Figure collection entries
====

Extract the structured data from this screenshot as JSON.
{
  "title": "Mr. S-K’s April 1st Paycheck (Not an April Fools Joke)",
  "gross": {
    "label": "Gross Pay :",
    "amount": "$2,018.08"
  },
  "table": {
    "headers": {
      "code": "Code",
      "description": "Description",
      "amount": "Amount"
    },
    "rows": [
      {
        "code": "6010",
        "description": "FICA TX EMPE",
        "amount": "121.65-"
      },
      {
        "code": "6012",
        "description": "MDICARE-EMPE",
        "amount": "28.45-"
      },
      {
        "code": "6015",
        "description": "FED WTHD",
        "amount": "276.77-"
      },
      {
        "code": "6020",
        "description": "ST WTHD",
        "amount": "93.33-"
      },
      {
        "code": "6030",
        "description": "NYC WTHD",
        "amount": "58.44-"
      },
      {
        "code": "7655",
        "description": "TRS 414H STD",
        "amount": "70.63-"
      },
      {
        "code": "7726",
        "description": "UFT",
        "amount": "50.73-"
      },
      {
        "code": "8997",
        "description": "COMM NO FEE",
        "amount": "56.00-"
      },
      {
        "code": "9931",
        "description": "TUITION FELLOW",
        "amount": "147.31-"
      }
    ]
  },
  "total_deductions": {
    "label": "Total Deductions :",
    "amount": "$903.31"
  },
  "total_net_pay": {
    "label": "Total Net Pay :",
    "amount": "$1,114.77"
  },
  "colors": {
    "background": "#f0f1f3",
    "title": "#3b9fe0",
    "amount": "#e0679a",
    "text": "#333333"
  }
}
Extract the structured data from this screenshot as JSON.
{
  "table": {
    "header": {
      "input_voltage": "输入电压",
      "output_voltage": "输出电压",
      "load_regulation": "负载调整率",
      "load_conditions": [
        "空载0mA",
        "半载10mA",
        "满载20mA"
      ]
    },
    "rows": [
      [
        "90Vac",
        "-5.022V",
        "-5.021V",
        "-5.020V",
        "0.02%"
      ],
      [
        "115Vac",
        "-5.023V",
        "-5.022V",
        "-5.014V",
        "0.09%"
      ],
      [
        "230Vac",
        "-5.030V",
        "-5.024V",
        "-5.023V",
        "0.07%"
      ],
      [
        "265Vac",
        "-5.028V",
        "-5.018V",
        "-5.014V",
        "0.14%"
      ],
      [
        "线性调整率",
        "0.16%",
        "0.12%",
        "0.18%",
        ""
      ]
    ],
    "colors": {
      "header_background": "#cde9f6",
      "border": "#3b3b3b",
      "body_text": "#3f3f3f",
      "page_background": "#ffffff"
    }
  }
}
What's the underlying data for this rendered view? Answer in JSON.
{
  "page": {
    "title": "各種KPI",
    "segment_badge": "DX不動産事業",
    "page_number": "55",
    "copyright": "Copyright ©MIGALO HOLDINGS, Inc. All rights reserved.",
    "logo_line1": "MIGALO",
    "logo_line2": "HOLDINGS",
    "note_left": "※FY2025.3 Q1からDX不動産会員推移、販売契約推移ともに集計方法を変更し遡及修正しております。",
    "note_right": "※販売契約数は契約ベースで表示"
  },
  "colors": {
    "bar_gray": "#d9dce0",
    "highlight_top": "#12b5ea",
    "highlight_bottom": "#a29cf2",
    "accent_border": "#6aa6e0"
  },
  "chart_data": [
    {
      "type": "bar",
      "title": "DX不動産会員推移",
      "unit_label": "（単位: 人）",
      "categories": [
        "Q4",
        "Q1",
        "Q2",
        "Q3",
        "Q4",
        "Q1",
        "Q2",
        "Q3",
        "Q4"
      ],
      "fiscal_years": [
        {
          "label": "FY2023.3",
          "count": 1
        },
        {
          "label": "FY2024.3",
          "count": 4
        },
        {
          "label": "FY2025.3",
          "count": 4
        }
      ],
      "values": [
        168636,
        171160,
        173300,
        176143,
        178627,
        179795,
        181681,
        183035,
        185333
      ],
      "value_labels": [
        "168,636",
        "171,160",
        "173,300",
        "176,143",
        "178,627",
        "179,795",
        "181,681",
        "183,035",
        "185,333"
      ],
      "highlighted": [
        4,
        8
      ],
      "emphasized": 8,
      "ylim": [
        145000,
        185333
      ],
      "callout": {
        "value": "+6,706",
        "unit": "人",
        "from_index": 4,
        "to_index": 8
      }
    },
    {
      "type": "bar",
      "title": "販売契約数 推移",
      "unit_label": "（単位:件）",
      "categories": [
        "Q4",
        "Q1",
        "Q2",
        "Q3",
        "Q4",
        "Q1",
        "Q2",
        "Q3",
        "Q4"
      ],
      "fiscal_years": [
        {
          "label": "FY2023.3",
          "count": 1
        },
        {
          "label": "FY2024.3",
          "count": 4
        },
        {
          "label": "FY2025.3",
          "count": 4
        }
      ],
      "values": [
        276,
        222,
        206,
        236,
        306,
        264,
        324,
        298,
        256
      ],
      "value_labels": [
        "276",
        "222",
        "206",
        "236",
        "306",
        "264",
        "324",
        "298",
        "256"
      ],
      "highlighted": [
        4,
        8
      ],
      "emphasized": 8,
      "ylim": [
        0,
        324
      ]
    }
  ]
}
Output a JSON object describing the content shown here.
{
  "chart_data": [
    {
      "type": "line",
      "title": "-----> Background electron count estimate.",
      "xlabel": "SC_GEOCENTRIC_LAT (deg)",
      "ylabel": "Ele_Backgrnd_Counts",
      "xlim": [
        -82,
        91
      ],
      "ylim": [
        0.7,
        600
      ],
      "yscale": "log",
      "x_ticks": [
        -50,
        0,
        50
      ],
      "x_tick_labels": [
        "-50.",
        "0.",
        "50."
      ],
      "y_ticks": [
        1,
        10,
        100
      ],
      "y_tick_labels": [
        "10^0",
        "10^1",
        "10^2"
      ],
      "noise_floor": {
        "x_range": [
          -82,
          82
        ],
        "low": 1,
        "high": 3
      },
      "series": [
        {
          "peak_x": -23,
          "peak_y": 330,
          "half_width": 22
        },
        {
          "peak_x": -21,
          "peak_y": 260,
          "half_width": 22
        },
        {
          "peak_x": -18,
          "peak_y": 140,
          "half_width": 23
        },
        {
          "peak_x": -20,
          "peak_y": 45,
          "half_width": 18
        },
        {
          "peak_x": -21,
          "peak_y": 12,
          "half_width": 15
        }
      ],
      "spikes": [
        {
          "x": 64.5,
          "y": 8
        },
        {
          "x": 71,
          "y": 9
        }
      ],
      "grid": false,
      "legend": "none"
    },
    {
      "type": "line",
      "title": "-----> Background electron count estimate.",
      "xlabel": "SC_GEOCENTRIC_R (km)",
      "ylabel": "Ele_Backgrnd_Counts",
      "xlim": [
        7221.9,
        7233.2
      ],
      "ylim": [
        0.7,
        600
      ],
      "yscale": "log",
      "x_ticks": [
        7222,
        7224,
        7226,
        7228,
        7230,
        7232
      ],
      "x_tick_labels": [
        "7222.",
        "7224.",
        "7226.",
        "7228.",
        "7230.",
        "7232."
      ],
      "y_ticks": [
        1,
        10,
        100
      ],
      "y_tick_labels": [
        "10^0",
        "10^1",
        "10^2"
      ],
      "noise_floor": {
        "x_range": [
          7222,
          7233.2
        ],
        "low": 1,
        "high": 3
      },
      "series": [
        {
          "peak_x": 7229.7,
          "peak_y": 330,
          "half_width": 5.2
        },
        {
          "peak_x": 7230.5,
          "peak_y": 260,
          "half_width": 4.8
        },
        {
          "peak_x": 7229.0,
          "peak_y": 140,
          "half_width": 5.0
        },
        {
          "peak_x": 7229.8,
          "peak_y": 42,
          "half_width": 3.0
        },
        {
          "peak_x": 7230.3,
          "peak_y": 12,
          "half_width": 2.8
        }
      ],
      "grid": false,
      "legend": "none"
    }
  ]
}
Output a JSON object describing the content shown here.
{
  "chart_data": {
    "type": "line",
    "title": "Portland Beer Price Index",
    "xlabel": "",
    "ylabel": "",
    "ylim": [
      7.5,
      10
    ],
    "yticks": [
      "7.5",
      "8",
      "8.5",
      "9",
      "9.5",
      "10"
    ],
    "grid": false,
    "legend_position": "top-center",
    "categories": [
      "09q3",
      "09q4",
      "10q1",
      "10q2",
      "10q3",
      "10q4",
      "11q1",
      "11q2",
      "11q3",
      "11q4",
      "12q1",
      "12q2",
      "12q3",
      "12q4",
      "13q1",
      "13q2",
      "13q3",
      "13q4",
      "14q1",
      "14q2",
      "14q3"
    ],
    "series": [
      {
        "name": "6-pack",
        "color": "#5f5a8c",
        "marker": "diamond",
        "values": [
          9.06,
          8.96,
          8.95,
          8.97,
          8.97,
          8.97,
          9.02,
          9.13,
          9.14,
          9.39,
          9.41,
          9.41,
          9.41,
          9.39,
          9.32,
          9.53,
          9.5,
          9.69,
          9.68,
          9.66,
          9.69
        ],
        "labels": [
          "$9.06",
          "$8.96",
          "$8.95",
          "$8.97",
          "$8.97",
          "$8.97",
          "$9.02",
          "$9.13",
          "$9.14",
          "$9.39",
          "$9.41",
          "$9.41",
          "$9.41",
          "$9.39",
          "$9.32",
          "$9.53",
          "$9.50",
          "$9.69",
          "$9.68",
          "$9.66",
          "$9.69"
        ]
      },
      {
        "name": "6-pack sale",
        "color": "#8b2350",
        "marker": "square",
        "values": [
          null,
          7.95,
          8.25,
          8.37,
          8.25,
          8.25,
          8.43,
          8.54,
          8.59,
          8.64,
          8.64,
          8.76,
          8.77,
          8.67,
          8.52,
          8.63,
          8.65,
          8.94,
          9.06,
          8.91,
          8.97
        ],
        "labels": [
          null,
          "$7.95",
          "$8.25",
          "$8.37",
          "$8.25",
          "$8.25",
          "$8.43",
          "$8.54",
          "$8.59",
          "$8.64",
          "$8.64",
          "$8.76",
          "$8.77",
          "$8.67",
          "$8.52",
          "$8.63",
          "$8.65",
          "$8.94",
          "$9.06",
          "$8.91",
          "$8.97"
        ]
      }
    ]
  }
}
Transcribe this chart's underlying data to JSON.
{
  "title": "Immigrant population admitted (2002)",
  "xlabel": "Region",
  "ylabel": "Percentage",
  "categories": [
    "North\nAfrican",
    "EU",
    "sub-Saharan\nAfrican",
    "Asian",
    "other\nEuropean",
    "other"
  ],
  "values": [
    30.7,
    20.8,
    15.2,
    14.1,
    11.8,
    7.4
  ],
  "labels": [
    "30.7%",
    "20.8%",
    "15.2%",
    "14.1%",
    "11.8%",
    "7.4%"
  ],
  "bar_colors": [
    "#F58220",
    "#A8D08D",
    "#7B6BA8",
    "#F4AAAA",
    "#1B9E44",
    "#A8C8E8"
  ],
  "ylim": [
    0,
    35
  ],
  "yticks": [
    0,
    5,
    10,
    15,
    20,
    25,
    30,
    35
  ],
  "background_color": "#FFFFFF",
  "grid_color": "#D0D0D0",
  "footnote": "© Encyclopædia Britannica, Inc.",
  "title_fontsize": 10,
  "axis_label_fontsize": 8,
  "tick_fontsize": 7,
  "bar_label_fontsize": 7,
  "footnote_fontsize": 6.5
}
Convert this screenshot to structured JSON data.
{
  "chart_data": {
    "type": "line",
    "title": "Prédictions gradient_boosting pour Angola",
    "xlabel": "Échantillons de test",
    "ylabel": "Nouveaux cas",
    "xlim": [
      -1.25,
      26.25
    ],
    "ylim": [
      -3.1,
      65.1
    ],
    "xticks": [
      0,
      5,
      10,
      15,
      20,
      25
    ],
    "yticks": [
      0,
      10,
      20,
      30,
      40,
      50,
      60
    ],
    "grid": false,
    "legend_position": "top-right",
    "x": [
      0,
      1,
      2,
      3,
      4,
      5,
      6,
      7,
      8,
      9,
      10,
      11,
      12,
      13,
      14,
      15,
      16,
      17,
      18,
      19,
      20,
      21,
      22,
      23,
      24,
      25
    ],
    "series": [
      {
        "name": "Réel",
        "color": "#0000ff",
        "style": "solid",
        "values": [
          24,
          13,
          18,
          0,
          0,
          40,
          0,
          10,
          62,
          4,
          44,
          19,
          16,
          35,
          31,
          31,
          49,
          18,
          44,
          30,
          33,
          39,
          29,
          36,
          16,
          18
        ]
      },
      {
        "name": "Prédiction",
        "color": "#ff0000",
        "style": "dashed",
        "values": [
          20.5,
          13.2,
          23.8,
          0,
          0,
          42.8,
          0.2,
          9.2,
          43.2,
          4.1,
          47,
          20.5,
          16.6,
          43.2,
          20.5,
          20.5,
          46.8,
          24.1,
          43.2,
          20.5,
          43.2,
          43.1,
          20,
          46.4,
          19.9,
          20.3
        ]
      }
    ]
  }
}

====

#### Exercise aim:
Extract all lines that hold the word "categories".

#### Written solution:
      "categories": [
      "categories": [
    "categories": [
  "categories": [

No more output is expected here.